__Stated task__:
Copy nothing but the text: repeat each entry exactly and drop the images.

======== Data provided

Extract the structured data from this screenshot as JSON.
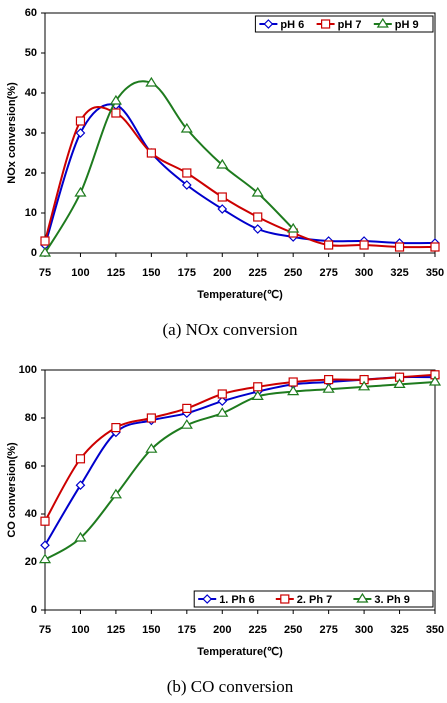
{
  "chart_data": [
    {
      "type": "line",
      "caption": "(a)  NOx  conversion",
      "xlabel": "Temperature(℃)",
      "ylabel": "NOx conversion(%)",
      "x": [
        75,
        100,
        125,
        150,
        175,
        200,
        225,
        250,
        275,
        300,
        325,
        350
      ],
      "xlim": [
        75,
        350
      ],
      "xticks": [
        75,
        100,
        125,
        150,
        175,
        200,
        225,
        250,
        275,
        300,
        325,
        350
      ],
      "ylim": [
        0,
        60
      ],
      "yticks": [
        0,
        10,
        20,
        30,
        40,
        50,
        60
      ],
      "legend": "upper right",
      "series": [
        {
          "name": "pH 6",
          "color": "#0000cc",
          "marker": "diamond",
          "values": [
            2,
            30,
            37,
            25,
            17,
            11,
            6,
            4,
            3,
            3,
            2.5,
            2.5
          ]
        },
        {
          "name": "pH 7",
          "color": "#cc0000",
          "marker": "square",
          "values": [
            3,
            33,
            35,
            25,
            20,
            14,
            9,
            5,
            2,
            2,
            1.5,
            1.5
          ]
        },
        {
          "name": "pH 9",
          "color": "#1e7b1e",
          "marker": "triangle",
          "values": [
            0,
            15,
            38,
            42.5,
            31,
            22,
            15,
            6,
            null,
            null,
            null,
            null
          ]
        }
      ]
    },
    {
      "type": "line",
      "caption": "(b)  CO  conversion",
      "xlabel": "Temperature(℃)",
      "ylabel": "CO conversion(%)",
      "x": [
        75,
        100,
        125,
        150,
        175,
        200,
        225,
        250,
        275,
        300,
        325,
        350
      ],
      "xlim": [
        75,
        350
      ],
      "xticks": [
        75,
        100,
        125,
        150,
        175,
        200,
        225,
        250,
        275,
        300,
        325,
        350
      ],
      "ylim": [
        0,
        100
      ],
      "yticks": [
        0,
        20,
        40,
        60,
        80,
        100
      ],
      "legend": "lower right",
      "series": [
        {
          "name": "1. Ph 6",
          "color": "#0000cc",
          "marker": "diamond",
          "values": [
            27,
            52,
            74,
            79,
            82,
            87,
            91,
            94,
            95,
            96,
            97,
            97
          ]
        },
        {
          "name": "2. Ph 7",
          "color": "#cc0000",
          "marker": "square",
          "values": [
            37,
            63,
            76,
            80,
            84,
            90,
            93,
            95,
            96,
            96,
            97,
            98
          ]
        },
        {
          "name": "3. Ph 9",
          "color": "#1e7b1e",
          "marker": "triangle",
          "values": [
            21,
            30,
            48,
            67,
            77,
            82,
            89,
            91,
            92,
            93,
            94,
            95
          ]
        }
      ]
    }
  ]
}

================

__Correct response__:
Extract the structured data from this screenshot as JSON.
{
  "chart_data": [
    {
      "type": "line",
      "caption": "(a)  NOx  conversion",
      "xlabel": "Temperature(℃)",
      "ylabel": "NOx conversion(%)",
      "x": [
        75,
        100,
        125,
        150,
        175,
        200,
        225,
        250,
        275,
        300,
        325,
        350
      ],
      "xlim": [
        75,
        350
      ],
      "xticks": [
        75,
        100,
        125,
        150,
        175,
        200,
        225,
        250,
        275,
        300,
        325,
        350
      ],
      "ylim": [
        0,
        60
      ],
      "yticks": [
        0,
        10,
        20,
        30,
        40,
        50,
        60
      ],
      "legend": "upper right",
      "series": [
        {
          "name": "pH 6",
          "color": "#0000cc",
          "marker": "diamond",
          "values": [
            2,
            30,
            37,
            25,
            17,
            11,
            6,
            4,
            3,
            3,
            2.5,
            2.5
          ]
        },
        {
          "name": "pH 7",
          "color": "#cc0000",
          "marker": "square",
          "values": [
            3,
            33,
            35,
            25,
            20,
            14,
            9,
            5,
            2,
            2,
            1.5,
            1.5
          ]
        },
        {
          "name": "pH 9",
          "color": "#1e7b1e",
          "marker": "triangle",
          "values": [
            0,
            15,
            38,
            42.5,
            31,
            22,
            15,
            6,
            null,
            null,
            null,
            null
          ]
        }
      ]
    },
    {
      "type": "line",
      "caption": "(b)  CO  conversion",
      "xlabel": "Temperature(℃)",
      "ylabel": "CO conversion(%)",
      "x": [
        75,
        100,
        125,
        150,
        175,
        200,
        225,
        250,
        275,
        300,
        325,
        350
      ],
      "xlim": [
        75,
        350
      ],
      "xticks": [
        75,
        100,
        125,
        150,
        175,
        200,
        225,
        250,
        275,
        300,
        325,
        350
      ],
      "ylim": [
        0,
        100
      ],
      "yticks": [
        0,
        20,
        40,
        60,
        80,
        100
      ],
      "legend": "lower right",
      "series": [
        {
          "name": "1. Ph 6",
          "color": "#0000cc",
          "marker": "diamond",
          "values": [
            27,
            52,
            74,
            79,
            82,
            87,
            91,
            94,
            95,
            96,
            97,
            97
          ]
        },
        {
          "name": "2. Ph 7",
          "color": "#cc0000",
          "marker": "square",
          "values": [
            37,
            63,
            76,
            80,
            84,
            90,
            93,
            95,
            96,
            96,
            97,
            98
          ]
        },
        {
          "name": "3. Ph 9",
          "color": "#1e7b1e",
          "marker": "triangle",
          "values": [
            21,
            30,
            48,
            67,
            77,
            82,
            89,
            91,
            92,
            93,
            94,
            95
          ]
        }
      ]
    }
  ]
}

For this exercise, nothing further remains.